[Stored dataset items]
* START *

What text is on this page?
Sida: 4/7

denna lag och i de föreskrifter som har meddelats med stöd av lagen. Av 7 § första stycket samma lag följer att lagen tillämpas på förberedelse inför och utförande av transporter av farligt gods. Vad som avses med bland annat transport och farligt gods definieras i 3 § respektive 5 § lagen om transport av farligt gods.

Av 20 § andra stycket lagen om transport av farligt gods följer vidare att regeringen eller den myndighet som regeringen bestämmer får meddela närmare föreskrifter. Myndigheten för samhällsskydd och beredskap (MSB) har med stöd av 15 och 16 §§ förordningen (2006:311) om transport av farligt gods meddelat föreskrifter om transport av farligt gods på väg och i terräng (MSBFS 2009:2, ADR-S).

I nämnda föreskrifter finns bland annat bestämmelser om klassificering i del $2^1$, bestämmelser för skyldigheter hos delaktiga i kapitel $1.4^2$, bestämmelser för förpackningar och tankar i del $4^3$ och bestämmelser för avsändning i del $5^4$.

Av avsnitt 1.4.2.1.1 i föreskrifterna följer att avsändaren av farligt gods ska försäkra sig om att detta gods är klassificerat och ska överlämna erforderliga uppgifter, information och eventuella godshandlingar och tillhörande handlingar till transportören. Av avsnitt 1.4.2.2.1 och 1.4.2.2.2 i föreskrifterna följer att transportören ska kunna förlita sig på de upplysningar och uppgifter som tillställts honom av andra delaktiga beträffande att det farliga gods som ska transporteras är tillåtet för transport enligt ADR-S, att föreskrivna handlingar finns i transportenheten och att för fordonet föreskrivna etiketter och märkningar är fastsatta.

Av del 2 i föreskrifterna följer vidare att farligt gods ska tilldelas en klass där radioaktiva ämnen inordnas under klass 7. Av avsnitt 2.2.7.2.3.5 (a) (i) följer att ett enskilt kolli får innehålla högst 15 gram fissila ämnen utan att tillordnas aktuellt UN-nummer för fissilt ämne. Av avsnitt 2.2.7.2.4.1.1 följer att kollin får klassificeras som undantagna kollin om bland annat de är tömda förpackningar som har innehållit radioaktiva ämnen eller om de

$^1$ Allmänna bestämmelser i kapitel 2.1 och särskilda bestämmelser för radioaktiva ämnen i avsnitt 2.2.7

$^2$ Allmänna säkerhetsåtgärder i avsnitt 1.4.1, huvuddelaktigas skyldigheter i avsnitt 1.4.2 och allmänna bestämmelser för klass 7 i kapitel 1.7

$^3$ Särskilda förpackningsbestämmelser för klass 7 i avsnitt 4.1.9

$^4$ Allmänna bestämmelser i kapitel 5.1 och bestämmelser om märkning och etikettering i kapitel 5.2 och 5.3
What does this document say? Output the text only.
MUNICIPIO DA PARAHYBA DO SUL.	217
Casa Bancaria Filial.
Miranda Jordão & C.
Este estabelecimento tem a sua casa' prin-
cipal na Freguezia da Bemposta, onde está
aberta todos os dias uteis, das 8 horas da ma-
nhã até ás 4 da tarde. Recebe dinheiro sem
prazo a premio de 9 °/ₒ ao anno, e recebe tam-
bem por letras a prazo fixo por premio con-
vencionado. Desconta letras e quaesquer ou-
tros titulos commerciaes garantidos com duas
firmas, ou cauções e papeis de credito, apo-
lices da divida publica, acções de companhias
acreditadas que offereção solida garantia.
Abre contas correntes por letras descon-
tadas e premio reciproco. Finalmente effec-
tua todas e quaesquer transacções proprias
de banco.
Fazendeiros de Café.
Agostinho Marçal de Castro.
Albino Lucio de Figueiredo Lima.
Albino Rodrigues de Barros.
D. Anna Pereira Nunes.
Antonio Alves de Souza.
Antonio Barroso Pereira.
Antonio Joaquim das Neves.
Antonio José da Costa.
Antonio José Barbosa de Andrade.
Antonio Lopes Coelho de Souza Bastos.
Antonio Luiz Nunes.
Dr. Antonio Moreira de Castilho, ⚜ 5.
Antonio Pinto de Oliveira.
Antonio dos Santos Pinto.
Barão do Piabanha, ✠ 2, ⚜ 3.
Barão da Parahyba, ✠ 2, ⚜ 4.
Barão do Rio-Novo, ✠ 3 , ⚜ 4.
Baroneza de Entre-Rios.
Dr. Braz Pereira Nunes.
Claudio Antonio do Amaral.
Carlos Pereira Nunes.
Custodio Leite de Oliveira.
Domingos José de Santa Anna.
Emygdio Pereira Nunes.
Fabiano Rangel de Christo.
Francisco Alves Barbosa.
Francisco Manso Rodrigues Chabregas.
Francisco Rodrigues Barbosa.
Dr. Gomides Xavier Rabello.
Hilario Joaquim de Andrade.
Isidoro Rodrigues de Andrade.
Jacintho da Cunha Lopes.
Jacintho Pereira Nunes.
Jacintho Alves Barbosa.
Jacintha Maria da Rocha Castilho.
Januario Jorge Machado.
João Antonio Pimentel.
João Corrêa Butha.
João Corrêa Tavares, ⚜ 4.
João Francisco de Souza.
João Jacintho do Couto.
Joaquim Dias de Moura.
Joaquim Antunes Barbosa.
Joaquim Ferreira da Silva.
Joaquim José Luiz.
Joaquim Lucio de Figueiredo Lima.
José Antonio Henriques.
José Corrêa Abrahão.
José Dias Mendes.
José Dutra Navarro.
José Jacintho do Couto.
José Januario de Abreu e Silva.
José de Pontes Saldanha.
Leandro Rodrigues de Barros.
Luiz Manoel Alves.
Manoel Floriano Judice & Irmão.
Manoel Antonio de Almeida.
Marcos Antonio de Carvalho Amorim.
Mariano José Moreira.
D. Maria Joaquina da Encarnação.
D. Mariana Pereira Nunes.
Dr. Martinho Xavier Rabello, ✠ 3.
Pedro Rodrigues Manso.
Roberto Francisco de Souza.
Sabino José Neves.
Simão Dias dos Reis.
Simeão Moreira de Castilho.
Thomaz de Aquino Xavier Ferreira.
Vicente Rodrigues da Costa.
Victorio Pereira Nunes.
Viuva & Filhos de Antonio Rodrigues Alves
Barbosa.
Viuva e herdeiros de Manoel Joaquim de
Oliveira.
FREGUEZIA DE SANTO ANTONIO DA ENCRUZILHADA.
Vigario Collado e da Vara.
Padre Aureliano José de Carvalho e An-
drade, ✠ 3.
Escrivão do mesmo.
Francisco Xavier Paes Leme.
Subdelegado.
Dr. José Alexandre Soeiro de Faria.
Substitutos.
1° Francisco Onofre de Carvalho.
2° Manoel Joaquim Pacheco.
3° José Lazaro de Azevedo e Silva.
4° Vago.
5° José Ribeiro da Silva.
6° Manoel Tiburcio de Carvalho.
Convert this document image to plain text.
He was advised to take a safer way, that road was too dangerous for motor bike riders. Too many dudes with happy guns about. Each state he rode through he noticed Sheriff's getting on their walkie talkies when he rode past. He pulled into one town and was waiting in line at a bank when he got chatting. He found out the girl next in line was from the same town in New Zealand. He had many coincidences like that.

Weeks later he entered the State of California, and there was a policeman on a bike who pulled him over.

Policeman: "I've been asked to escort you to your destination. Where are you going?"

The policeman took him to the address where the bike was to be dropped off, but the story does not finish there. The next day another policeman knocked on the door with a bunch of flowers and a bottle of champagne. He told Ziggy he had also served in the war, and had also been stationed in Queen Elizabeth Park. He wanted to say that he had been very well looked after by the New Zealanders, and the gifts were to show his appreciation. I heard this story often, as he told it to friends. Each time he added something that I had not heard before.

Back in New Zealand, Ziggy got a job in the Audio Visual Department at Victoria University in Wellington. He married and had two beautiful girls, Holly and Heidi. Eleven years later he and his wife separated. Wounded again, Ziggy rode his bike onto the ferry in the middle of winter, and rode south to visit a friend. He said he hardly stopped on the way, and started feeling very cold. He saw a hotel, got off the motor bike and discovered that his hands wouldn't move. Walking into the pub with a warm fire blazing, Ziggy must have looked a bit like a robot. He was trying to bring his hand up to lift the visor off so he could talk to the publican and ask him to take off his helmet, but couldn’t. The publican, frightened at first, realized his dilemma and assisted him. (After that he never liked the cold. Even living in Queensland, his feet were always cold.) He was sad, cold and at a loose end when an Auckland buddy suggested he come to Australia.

* END *

** What you should do **
Show every line in the entries where the string "Xavier" occurs.

** Correct output **
Dr. Gomides Xavier Rabello.
Dr. Martinho Xavier Rabello, ✠ 3.
Thomaz de Aquino Xavier Ferreira.
Francisco Xavier Paes Leme.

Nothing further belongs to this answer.